##### Given entries #####
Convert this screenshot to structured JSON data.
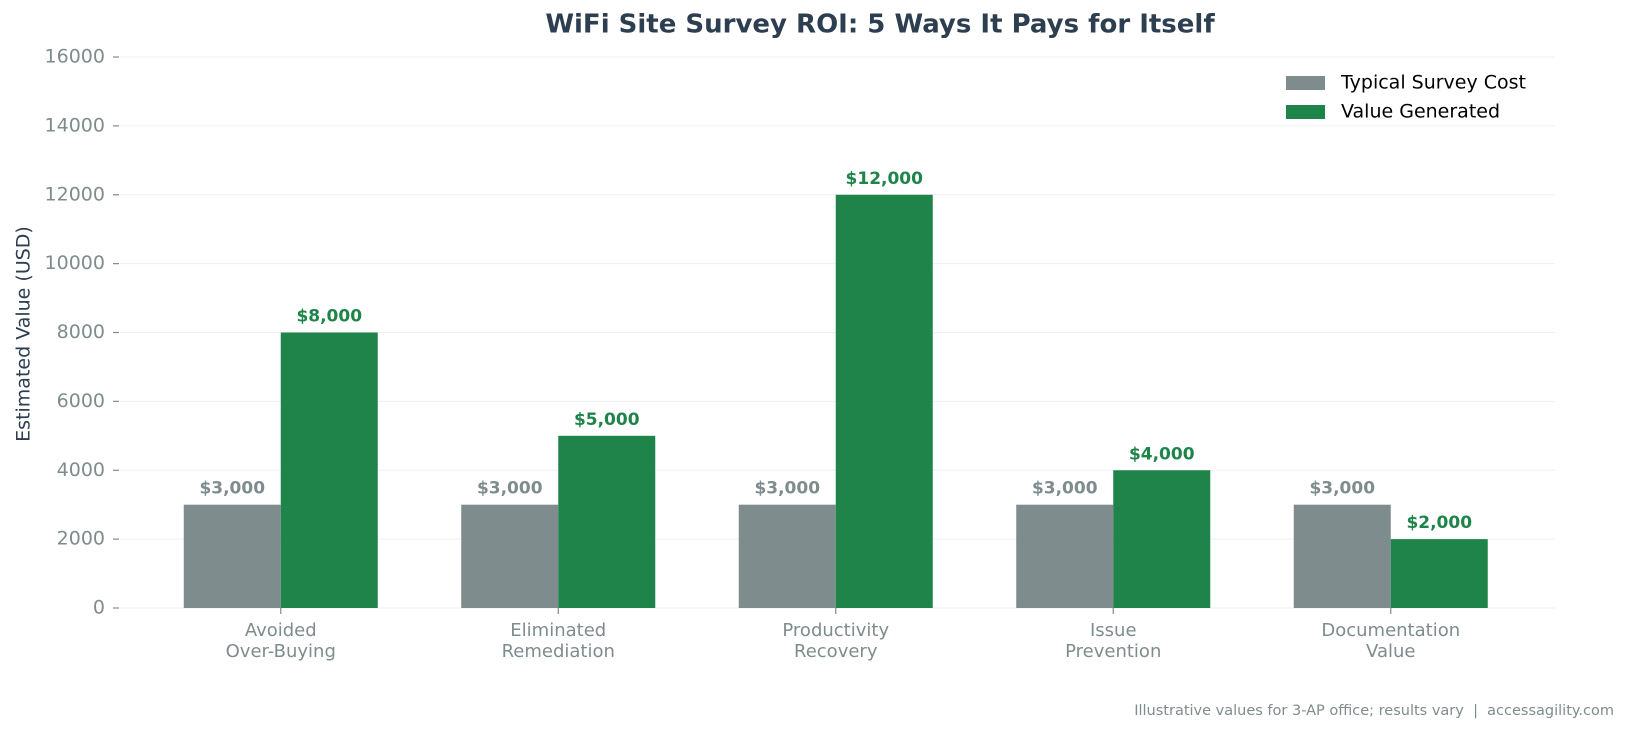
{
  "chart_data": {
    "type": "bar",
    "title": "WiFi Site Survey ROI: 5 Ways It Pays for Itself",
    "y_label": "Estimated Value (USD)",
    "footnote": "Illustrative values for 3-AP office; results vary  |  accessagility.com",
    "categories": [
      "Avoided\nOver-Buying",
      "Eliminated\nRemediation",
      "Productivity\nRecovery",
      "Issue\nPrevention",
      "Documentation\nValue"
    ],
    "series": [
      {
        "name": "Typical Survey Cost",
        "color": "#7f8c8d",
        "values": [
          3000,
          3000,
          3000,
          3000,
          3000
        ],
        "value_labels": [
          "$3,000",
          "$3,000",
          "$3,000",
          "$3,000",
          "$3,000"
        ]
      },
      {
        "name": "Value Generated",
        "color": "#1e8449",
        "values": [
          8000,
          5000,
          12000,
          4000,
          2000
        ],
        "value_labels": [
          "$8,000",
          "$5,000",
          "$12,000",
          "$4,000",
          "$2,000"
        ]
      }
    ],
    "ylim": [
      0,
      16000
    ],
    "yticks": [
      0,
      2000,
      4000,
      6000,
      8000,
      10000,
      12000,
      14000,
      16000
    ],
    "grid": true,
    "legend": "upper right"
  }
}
#####
[Your task]: Reproduce every line of the material precisely, omitting its pictures.

[Output of the exercise]:
Convert this screenshot to structured JSON data.
{
  "chart_data": {
    "type": "bar",
    "title": "WiFi Site Survey ROI: 5 Ways It Pays for Itself",
    "y_label": "Estimated Value (USD)",
    "footnote": "Illustrative values for 3-AP office; results vary  |  accessagility.com",
    "categories": [
      "Avoided\nOver-Buying",
      "Eliminated\nRemediation",
      "Productivity\nRecovery",
      "Issue\nPrevention",
      "Documentation\nValue"
    ],
    "series": [
      {
        "name": "Typical Survey Cost",
        "color": "#7f8c8d",
        "values": [
          3000,
          3000,
          3000,
          3000,
          3000
        ],
        "value_labels": [
          "$3,000",
          "$3,000",
          "$3,000",
          "$3,000",
          "$3,000"
        ]
      },
      {
        "name": "Value Generated",
        "color": "#1e8449",
        "values": [
          8000,
          5000,
          12000,
          4000,
          2000
        ],
        "value_labels": [
          "$8,000",
          "$5,000",
          "$12,000",
          "$4,000",
          "$2,000"
        ]
      }
    ],
    "ylim": [
      0,
      16000
    ],
    "yticks": [
      0,
      2000,
      4000,
      6000,
      8000,
      10000,
      12000,
      14000,
      16000
    ],
    "grid": true,
    "legend": "upper right"
  }
}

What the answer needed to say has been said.